THE EXERCISE =
Scan the following material for the string "this" and copy each line in which it appears.

....................

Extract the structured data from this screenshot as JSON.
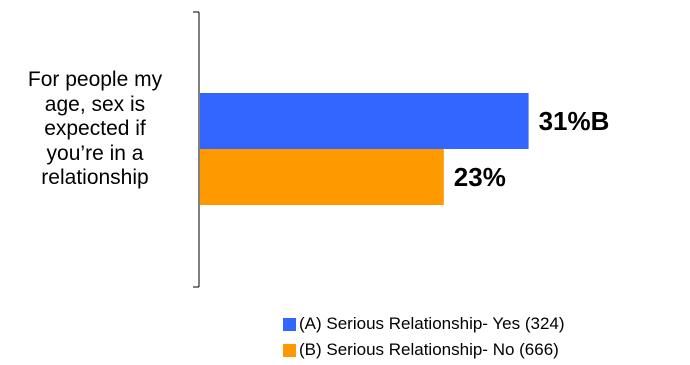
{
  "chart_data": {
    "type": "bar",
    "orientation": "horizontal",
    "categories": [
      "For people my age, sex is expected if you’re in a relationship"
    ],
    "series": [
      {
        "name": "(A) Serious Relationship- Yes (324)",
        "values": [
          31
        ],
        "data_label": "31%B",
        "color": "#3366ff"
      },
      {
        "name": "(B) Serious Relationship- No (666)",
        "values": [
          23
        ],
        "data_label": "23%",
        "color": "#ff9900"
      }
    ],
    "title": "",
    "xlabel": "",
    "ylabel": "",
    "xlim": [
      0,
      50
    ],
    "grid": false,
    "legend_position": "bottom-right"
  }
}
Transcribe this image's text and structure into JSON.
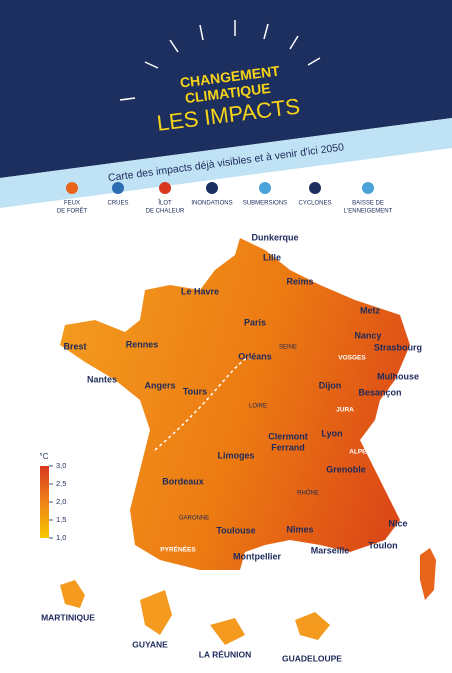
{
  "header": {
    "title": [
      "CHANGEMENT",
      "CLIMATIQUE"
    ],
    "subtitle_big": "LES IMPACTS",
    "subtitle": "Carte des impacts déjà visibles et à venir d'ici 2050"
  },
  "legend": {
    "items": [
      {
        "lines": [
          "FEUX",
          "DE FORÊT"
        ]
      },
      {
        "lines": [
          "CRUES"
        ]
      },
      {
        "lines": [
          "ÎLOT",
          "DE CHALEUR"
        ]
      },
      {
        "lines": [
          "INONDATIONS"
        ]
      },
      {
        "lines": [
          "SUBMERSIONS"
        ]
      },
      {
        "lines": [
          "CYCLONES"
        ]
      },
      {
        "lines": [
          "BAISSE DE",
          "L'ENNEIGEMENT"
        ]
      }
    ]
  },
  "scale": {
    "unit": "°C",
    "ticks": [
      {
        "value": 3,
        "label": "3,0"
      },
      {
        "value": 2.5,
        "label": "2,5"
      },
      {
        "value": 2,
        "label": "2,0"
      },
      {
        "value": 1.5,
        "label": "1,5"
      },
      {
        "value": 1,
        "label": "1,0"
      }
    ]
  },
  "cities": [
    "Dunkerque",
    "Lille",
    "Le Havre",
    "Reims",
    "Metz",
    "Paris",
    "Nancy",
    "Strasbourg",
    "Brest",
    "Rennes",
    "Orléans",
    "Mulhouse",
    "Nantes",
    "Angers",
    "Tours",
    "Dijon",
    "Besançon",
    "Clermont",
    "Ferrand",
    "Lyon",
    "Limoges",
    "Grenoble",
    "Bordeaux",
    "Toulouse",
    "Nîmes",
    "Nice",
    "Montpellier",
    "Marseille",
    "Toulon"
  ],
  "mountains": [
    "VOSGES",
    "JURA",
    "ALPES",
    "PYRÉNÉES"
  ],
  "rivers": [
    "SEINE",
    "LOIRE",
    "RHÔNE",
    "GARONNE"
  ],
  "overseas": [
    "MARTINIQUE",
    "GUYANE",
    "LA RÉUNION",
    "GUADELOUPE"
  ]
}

....................

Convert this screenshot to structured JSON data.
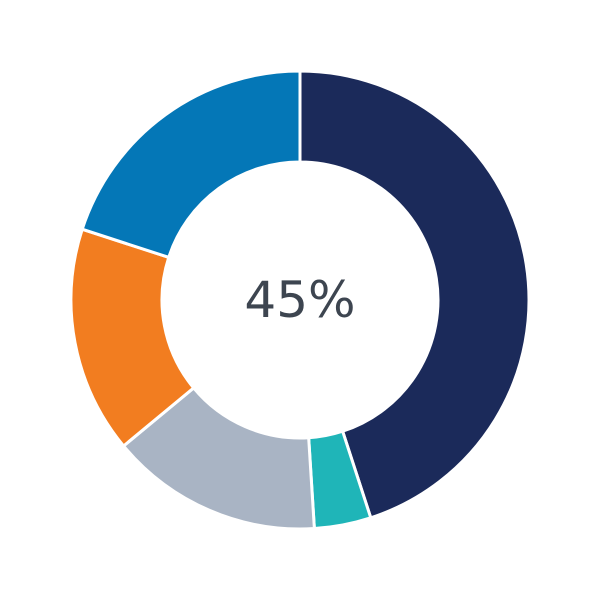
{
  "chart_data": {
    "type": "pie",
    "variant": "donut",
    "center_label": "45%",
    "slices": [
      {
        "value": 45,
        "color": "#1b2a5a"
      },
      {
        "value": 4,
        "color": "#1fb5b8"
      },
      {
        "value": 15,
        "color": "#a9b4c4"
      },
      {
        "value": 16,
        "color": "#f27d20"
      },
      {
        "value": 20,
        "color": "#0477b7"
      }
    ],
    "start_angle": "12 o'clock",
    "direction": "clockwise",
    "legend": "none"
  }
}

....................

TASK RESPONSE =
Extract the structured data from this screenshot as JSON.
Transcribe this image's text and structure into JSON.
Convert this screenshot to structured JSON data.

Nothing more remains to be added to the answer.